▶ The exercise
Copy each line of the entries beneath that contains the word "other".

▶ Supplied material
— start —

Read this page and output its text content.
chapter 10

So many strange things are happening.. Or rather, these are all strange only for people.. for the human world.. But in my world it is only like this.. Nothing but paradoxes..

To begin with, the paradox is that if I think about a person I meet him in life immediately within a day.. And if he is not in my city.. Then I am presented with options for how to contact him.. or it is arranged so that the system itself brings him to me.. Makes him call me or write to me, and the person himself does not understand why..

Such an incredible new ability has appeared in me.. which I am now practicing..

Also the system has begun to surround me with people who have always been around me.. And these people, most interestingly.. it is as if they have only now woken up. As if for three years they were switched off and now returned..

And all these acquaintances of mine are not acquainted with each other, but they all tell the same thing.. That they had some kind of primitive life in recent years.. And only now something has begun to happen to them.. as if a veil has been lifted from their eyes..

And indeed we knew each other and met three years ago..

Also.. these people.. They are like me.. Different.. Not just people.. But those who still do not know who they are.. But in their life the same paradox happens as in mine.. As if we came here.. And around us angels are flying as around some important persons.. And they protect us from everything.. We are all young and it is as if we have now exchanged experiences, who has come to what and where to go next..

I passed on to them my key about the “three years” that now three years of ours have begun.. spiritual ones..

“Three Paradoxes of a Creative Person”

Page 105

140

— end —

▶ Exercise response
And all these acquaintances of mine are not acquainted with each other, but they all tell the same thing.. That they had some kind of primitive life in recent years.. And only now something has begun to happen to them.. as if a veil has been lifted from their eyes..
And indeed we knew each other and met three years ago..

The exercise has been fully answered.